What you should do —
Copy out exactly the lines from the one containing "Serialize everything readable" to the end of the records below, both included, and nothing else.

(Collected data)
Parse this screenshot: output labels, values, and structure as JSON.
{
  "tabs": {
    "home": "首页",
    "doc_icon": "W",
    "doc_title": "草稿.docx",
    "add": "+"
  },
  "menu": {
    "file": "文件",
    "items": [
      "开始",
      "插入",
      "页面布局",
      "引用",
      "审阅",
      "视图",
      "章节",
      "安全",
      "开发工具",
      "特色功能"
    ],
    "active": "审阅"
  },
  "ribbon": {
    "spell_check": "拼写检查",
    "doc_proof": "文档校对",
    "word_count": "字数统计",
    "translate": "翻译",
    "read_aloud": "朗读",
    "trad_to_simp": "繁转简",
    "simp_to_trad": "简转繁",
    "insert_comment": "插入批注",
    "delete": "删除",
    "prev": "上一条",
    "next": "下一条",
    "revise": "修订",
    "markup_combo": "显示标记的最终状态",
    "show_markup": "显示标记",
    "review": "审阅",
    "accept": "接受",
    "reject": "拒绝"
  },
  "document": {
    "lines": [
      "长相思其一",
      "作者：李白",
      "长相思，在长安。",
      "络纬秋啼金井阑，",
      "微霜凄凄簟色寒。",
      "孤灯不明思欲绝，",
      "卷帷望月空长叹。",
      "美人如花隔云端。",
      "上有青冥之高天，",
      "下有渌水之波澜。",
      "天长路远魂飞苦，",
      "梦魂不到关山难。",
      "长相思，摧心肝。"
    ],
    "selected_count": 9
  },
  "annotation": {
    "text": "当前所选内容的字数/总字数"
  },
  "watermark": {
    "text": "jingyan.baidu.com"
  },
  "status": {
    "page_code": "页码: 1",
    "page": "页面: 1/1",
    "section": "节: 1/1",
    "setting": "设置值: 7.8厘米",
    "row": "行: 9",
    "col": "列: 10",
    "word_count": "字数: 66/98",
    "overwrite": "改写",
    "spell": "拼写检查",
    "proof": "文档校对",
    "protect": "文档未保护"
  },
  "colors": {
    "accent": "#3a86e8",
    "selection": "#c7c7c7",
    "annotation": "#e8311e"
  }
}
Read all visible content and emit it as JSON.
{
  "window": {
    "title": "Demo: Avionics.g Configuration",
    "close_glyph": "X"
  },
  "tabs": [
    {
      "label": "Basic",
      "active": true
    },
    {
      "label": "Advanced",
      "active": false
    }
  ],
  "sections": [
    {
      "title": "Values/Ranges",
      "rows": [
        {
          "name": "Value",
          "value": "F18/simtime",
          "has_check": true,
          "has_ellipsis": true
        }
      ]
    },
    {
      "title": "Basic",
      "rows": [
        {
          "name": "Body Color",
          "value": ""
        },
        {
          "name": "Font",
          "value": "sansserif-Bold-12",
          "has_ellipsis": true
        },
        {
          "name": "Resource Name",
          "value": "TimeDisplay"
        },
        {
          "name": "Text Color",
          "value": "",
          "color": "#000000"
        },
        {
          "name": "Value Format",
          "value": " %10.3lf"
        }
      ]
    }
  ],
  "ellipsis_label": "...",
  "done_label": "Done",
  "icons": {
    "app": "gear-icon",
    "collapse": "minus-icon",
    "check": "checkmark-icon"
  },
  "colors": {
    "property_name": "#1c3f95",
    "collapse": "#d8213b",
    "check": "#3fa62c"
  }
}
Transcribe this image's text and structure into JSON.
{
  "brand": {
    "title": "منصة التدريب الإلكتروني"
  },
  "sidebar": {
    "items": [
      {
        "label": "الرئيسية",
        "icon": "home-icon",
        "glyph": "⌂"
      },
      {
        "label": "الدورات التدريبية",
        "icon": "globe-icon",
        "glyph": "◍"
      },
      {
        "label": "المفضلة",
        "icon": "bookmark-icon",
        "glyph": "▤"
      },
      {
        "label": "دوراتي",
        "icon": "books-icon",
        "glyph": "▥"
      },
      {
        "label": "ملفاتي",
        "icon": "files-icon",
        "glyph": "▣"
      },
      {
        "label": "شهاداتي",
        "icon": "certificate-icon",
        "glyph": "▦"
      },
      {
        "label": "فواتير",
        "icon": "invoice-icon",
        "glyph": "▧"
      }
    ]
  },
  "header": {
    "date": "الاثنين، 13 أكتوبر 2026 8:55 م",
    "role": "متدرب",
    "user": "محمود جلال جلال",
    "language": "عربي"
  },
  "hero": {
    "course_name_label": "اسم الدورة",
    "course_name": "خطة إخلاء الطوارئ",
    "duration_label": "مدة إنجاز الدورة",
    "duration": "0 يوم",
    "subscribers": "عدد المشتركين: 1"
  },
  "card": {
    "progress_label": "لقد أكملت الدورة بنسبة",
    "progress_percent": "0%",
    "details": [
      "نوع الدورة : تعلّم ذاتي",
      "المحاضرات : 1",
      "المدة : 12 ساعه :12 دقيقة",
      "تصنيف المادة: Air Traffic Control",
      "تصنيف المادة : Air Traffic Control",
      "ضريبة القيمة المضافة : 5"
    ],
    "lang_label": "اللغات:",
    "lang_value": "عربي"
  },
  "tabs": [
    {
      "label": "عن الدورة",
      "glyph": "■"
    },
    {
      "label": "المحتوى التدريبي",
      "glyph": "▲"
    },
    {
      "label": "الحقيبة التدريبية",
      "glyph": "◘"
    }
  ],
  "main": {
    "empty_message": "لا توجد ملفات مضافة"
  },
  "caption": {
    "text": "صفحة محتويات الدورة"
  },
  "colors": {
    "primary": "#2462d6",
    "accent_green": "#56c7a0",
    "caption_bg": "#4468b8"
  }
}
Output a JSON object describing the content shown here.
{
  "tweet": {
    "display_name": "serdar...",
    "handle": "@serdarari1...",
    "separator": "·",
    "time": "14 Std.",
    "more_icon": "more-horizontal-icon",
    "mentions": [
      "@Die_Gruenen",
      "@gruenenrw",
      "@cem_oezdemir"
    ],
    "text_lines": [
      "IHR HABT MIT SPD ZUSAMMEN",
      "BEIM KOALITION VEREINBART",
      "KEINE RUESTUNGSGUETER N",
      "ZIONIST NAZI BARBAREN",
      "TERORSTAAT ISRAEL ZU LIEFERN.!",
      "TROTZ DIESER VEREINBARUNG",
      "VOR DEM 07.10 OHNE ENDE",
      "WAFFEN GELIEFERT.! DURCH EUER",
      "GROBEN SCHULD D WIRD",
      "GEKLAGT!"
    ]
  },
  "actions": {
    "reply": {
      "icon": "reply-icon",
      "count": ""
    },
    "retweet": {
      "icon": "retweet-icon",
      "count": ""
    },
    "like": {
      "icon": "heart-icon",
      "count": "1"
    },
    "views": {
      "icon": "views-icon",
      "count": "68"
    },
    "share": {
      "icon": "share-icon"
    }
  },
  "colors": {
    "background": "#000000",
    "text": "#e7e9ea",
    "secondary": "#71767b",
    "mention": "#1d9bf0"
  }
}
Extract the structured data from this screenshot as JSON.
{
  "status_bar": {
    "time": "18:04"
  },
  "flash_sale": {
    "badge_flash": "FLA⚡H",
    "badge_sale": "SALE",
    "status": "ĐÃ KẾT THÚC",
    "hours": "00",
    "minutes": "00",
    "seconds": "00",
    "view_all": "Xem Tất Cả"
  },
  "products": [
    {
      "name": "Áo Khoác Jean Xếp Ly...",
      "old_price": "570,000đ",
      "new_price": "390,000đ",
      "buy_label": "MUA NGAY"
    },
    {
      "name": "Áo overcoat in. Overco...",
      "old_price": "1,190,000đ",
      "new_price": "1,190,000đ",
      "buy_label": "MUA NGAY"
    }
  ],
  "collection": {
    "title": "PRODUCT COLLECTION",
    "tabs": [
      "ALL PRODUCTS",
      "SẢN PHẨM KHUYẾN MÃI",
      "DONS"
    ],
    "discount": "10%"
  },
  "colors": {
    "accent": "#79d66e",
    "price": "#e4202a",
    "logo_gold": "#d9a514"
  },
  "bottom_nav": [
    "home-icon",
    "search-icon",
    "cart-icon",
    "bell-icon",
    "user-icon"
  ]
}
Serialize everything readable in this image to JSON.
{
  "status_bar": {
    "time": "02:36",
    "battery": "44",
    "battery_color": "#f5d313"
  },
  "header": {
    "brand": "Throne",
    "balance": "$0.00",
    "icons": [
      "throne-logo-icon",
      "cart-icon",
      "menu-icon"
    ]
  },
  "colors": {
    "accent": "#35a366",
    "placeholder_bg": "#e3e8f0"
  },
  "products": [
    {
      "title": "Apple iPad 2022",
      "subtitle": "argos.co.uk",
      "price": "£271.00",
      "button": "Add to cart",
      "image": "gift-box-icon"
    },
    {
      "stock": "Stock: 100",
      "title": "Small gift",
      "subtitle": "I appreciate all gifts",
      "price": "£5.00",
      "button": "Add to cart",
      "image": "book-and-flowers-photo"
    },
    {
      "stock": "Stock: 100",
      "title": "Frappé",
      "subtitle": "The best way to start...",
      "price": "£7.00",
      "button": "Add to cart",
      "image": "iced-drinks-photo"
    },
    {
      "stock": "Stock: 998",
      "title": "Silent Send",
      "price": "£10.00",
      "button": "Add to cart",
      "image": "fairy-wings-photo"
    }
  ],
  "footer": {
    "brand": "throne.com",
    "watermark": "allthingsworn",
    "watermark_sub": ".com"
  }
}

Task response —
Serialize everything readable in this image to JSON.
{
  "status_bar": {
    "time": "02:36",
    "battery": "44",
    "battery_color": "#f5d313"
  },
  "header": {
    "brand": "Throne",
    "balance": "$0.00",
    "icons": [
      "throne-logo-icon",
      "cart-icon",
      "menu-icon"
    ]
  },
  "colors": {
    "accent": "#35a366",
    "placeholder_bg": "#e3e8f0"
  },
  "products": [
    {
      "title": "Apple iPad 2022",
      "subtitle": "argos.co.uk",
      "price": "£271.00",
      "button": "Add to cart",
      "image": "gift-box-icon"
    },
    {
      "stock": "Stock: 100",
      "title": "Small gift",
      "subtitle": "I appreciate all gifts",
      "price": "£5.00",
      "button": "Add to cart",
      "image": "book-and-flowers-photo"
    },
    {
      "stock": "Stock: 100",
      "title": "Frappé",
      "subtitle": "The best way to start...",
      "price": "£7.00",
      "button": "Add to cart",
      "image": "iced-drinks-photo"
    },
    {
      "stock": "Stock: 998",
      "title": "Silent Send",
      "price": "£10.00",
      "button": "Add to cart",
      "image": "fairy-wings-photo"
    }
  ],
  "footer": {
    "brand": "throne.com",
    "watermark": "allthingsworn",
    "watermark_sub": ".com"
  }
}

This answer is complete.